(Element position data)
▬▬▬▬▬▬▬▬▬▬

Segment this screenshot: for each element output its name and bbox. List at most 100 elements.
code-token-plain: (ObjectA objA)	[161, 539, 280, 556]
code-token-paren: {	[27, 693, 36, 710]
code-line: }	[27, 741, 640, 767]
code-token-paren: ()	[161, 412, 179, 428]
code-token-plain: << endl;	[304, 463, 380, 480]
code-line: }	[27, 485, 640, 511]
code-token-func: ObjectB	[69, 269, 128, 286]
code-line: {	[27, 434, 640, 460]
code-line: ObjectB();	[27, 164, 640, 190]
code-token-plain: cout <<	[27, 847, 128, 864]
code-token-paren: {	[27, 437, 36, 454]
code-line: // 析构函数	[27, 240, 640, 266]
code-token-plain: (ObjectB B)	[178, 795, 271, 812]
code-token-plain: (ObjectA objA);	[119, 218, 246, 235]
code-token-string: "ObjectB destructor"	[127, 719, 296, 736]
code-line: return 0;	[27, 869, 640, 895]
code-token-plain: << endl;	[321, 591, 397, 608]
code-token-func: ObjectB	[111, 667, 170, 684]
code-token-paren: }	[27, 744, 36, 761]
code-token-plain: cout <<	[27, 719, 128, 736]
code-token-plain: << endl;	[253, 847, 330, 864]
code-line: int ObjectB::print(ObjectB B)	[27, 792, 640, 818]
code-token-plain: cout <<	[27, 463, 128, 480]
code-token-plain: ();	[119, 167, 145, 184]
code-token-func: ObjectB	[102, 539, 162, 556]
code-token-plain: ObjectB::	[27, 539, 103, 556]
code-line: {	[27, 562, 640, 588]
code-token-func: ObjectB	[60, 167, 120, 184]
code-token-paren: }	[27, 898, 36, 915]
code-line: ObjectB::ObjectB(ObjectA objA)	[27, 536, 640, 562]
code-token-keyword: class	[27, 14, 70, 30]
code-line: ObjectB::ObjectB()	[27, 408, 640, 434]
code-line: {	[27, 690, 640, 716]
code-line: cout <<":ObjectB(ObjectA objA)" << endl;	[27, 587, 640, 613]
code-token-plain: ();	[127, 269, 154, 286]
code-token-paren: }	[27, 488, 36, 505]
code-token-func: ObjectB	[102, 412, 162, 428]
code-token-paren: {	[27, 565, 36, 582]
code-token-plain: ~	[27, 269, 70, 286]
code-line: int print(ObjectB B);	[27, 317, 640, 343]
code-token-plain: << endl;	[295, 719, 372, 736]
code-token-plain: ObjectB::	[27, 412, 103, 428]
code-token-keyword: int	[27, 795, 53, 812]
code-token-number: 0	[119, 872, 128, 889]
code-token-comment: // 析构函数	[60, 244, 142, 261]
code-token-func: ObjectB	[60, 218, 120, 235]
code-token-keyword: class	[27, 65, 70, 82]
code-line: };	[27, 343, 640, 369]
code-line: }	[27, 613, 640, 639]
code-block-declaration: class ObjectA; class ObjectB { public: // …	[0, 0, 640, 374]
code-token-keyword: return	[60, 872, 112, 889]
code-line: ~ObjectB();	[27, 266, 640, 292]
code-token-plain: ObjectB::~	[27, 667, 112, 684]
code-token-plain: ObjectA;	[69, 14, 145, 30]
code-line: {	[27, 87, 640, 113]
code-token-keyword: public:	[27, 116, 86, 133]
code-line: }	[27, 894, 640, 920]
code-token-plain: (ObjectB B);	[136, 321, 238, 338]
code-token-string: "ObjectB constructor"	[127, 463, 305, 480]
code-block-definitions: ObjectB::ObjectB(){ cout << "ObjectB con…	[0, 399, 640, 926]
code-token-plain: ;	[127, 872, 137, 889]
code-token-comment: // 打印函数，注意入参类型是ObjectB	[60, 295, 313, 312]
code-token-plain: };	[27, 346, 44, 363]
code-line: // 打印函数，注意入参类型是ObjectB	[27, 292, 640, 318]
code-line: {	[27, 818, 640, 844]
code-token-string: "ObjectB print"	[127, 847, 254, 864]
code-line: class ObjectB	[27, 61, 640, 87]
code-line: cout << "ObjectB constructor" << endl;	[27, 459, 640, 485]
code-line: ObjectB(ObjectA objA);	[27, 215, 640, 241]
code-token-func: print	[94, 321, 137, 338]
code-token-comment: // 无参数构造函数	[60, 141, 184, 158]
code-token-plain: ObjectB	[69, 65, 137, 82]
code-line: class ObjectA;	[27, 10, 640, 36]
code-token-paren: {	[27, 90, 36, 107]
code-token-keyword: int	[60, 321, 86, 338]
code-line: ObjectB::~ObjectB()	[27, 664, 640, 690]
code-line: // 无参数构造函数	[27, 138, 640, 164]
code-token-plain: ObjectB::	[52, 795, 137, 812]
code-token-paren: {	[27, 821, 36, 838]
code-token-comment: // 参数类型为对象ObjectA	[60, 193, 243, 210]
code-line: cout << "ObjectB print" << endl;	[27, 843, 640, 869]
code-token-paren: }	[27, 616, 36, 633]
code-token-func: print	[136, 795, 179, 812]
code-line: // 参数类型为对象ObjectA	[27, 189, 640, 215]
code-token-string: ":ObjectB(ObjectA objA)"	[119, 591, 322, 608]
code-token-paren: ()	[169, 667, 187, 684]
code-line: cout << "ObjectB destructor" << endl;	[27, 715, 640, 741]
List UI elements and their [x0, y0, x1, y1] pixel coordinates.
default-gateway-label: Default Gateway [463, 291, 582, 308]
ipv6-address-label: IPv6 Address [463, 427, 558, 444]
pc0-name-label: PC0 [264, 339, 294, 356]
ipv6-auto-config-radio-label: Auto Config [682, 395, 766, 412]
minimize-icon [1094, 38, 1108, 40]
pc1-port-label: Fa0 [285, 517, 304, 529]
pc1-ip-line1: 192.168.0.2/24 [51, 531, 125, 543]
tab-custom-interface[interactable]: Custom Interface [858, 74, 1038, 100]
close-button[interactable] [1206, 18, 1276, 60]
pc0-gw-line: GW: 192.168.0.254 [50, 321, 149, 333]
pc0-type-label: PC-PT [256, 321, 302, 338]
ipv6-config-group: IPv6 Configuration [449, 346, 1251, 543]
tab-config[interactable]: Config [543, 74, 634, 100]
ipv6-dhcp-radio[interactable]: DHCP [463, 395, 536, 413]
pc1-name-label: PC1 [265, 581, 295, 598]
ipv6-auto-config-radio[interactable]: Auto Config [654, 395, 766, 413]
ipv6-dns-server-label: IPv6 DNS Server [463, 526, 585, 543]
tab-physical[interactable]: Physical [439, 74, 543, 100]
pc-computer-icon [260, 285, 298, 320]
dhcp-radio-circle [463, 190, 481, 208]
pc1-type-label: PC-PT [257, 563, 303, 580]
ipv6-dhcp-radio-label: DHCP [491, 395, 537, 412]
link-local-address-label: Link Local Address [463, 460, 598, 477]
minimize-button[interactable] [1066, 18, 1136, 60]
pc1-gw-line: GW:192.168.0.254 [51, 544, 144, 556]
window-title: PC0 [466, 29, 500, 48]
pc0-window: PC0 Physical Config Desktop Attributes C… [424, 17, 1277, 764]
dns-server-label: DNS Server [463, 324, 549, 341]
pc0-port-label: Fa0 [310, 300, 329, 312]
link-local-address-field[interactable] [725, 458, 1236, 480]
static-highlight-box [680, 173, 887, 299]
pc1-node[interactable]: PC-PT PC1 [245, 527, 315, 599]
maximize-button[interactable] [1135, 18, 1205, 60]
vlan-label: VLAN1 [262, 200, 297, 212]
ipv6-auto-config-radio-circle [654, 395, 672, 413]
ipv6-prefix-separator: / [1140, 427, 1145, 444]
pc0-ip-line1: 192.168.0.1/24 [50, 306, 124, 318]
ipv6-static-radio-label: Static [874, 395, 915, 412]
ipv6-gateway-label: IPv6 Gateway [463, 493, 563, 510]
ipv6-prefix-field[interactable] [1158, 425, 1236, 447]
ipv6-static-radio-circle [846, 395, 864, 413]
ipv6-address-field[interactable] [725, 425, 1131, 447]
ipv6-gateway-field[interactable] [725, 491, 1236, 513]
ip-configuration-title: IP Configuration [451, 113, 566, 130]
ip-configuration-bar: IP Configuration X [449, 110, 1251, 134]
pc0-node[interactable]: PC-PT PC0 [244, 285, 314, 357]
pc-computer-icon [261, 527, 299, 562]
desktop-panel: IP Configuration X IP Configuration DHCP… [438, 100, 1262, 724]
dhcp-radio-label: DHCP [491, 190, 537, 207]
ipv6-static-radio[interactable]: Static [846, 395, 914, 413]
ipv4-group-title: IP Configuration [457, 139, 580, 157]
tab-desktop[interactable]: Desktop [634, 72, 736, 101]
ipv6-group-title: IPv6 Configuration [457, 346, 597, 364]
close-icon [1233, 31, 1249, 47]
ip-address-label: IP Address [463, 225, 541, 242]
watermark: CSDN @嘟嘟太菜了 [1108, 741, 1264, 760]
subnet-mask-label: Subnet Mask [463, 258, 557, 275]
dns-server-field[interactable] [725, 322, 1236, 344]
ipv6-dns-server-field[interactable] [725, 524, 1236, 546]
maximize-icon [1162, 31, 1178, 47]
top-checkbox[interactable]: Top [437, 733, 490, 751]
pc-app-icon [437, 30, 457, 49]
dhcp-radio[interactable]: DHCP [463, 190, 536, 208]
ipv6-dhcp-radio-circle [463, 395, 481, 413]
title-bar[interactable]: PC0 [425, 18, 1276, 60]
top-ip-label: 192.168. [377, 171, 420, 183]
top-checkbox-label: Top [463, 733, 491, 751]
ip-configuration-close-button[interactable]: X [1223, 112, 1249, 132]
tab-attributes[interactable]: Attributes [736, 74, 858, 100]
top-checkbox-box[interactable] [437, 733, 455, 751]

▬▬▬▬▬▬▬▬▬▬

● What is expected: Can you rewrite the data, from its first line up to and including the line containing "795, 271, 812]", as a Markdown table with a Row column for the row number and a Line column for the line itself, leaving out any blank lines?

● Output of the task:
| Row | Line |
|---|---|
| 1 | Segment this screenshot: for each element output its name and bbox. List at most 100 elements. |
| 2 | code-token-plain: (ObjectA objA)	[161, 539, 280, 556] |
| 3 | code-token-paren: {	[27, 693, 36, 710] |
| 4 | code-line: }	[27, 741, 640, 767] |
| 5 | code-token-paren: ()	[161, 412, 179, 428] |
| 6 | code-token-plain: << endl;	[304, 463, 380, 480] |
| 7 | code-line: }	[27, 485, 640, 511] |
| 8 | code-token-func: ObjectB	[69, 269, 128, 286] |
| 9 | code-line: {	[27, 434, 640, 460] |
| 10 | code-line: ObjectB();	[27, 164, 640, 190] |
| 11 | code-token-plain: cout <<	[27, 847, 128, 864] |
| 12 | code-token-paren: {	[27, 437, 36, 454] |
| 13 | code-line: // 析构函数	[27, 240, 640, 266] |
| 14 | code-token-plain: (ObjectB B)	[178, 795, 271, 812] |